-- Given problem --
Write the material out again in full, word for word. Do not include the pictures.

-- Dataset items --

>> Start

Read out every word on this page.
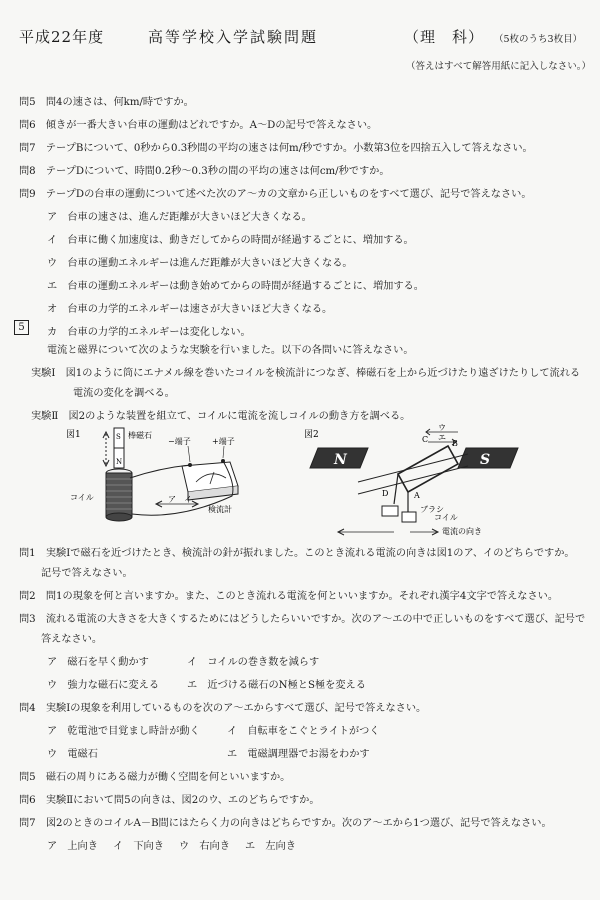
平成22年度	高等学校入学試験問題	（理　科） （5枚のうち3枚目）
（答えはすべて解答用紙に記入しなさい。）
問5　問4の速さは、何km/時ですか。
問6　傾きが一番大きい台車の運動はどれですか。A～Dの記号で答えなさい。
問7　テープBについて、0秒から0.3秒間の平均の速さは何m/秒ですか。小数第3位を四捨五入して答えなさい。
問8　テープDについて、時間0.2秒～0.3秒の間の平均の速さは何cm/秒ですか。
問9　テープDの台車の運動について述べた次のア～カの文章から正しいものをすべて選び、記号で答えなさい。
ア　台車の速さは、進んだ距離が大きいほど大きくなる。
イ　台車に働く加速度は、動きだしてからの時間が経過するごとに、増加する。
ウ　台車の運動エネルギーは進んだ距離が大きいほど大きくなる。
エ　台車の運動エネルギーは動き始めてからの時間が経過するごとに、増加する。
オ　台車の力学的エネルギーは速さが大きいほど大きくなる。
カ　台車の力学的エネルギーは変化しない。
5
電流と磁界について次のような実験を行いました。以下の各問いに答えなさい。
実験Ⅰ　図1のように筒にエナメル線を巻いたコイルを検流計につなぎ、棒磁石を上から近づけたり遠ざけたりして流れる
電流の変化を調べる。
実験Ⅱ　図2のような装置を組立て、コイルに電流を流しコイルの動き方を調べる。
図1	S
N
棒磁石
コイル
−端子	+端子
検流計
ア イ
図2
N	S
C	B
A
D
ウ
エ
ブラシ
コイル
電流の向き
問1　実験Ⅰで磁石を近づけたとき、検流計の針が振れました。このとき流れる電流の向きは図1のア、イのどちらですか。
記号で答えなさい。
問2　問1の現象を何と言いますか。また、このとき流れる電流を何といいますか。それぞれ漢字4文字で答えなさい。
問3　流れる電流の大きさを大きくするためにはどうしたらいいですか。次のア～エの中で正しいものをすべて選び、記号で
答えなさい。
ア　磁石を早く動かす	イ　コイルの巻き数を減らす
ウ　強力な磁石に変える	エ　近づける磁石のN極とS極を変える
問4　実験Ⅰの現象を利用しているものを次のア～エからすべて選び、記号で答えなさい。
ア　乾電池で目覚まし時計が動く	イ　自転車をこぐとライトがつく
ウ　電磁石	エ　電磁調理器でお湯をわかす
問5　磁石の周りにある磁力が働く空間を何といいますか。
問6　実験Ⅱにおいて問5の向きは、図2のウ、エのどちらですか。
問7　図2のときのコイルA－B間にはたらく力の向きはどちらですか。次のア～エから1つ選び、記号で答えなさい。
ア　上向き イ　下向き ウ　右向き エ　左向き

>> End

-- Full answer --
Read out every word on this page.
平成22年度	高等学校入学試験問題	（理　科） （5枚のうち3枚目）
（答えはすべて解答用紙に記入しなさい。）
問5　問4の速さは、何km/時ですか。
問6　傾きが一番大きい台車の運動はどれですか。A～Dの記号で答えなさい。
問7　テープBについて、0秒から0.3秒間の平均の速さは何m/秒ですか。小数第3位を四捨五入して答えなさい。
問8　テープDについて、時間0.2秒～0.3秒の間の平均の速さは何cm/秒ですか。
問9　テープDの台車の運動について述べた次のア～カの文章から正しいものをすべて選び、記号で答えなさい。
ア　台車の速さは、進んだ距離が大きいほど大きくなる。
イ　台車に働く加速度は、動きだしてからの時間が経過するごとに、増加する。
ウ　台車の運動エネルギーは進んだ距離が大きいほど大きくなる。
エ　台車の運動エネルギーは動き始めてからの時間が経過するごとに、増加する。
オ　台車の力学的エネルギーは速さが大きいほど大きくなる。
カ　台車の力学的エネルギーは変化しない。
5
電流と磁界について次のような実験を行いました。以下の各問いに答えなさい。
実験Ⅰ　図1のように筒にエナメル線を巻いたコイルを検流計につなぎ、棒磁石を上から近づけたり遠ざけたりして流れる
電流の変化を調べる。
実験Ⅱ　図2のような装置を組立て、コイルに電流を流しコイルの動き方を調べる。
図1	S
N
棒磁石
コイル
−端子	+端子
検流計
ア イ
図2
N	S
C	B
A
D
ウ
エ
ブラシ
コイル
電流の向き
問1　実験Ⅰで磁石を近づけたとき、検流計の針が振れました。このとき流れる電流の向きは図1のア、イのどちらですか。
記号で答えなさい。
問2　問1の現象を何と言いますか。また、このとき流れる電流を何といいますか。それぞれ漢字4文字で答えなさい。
問3　流れる電流の大きさを大きくするためにはどうしたらいいですか。次のア～エの中で正しいものをすべて選び、記号で
答えなさい。
ア　磁石を早く動かす	イ　コイルの巻き数を減らす
ウ　強力な磁石に変える	エ　近づける磁石のN極とS極を変える
問4　実験Ⅰの現象を利用しているものを次のア～エからすべて選び、記号で答えなさい。
ア　乾電池で目覚まし時計が動く	イ　自転車をこぐとライトがつく
ウ　電磁石	エ　電磁調理器でお湯をわかす
問5　磁石の周りにある磁力が働く空間を何といいますか。
問6　実験Ⅱにおいて問5の向きは、図2のウ、エのどちらですか。
問7　図2のときのコイルA－B間にはたらく力の向きはどちらですか。次のア～エから1つ選び、記号で答えなさい。
ア　上向き イ　下向き ウ　右向き エ　左向き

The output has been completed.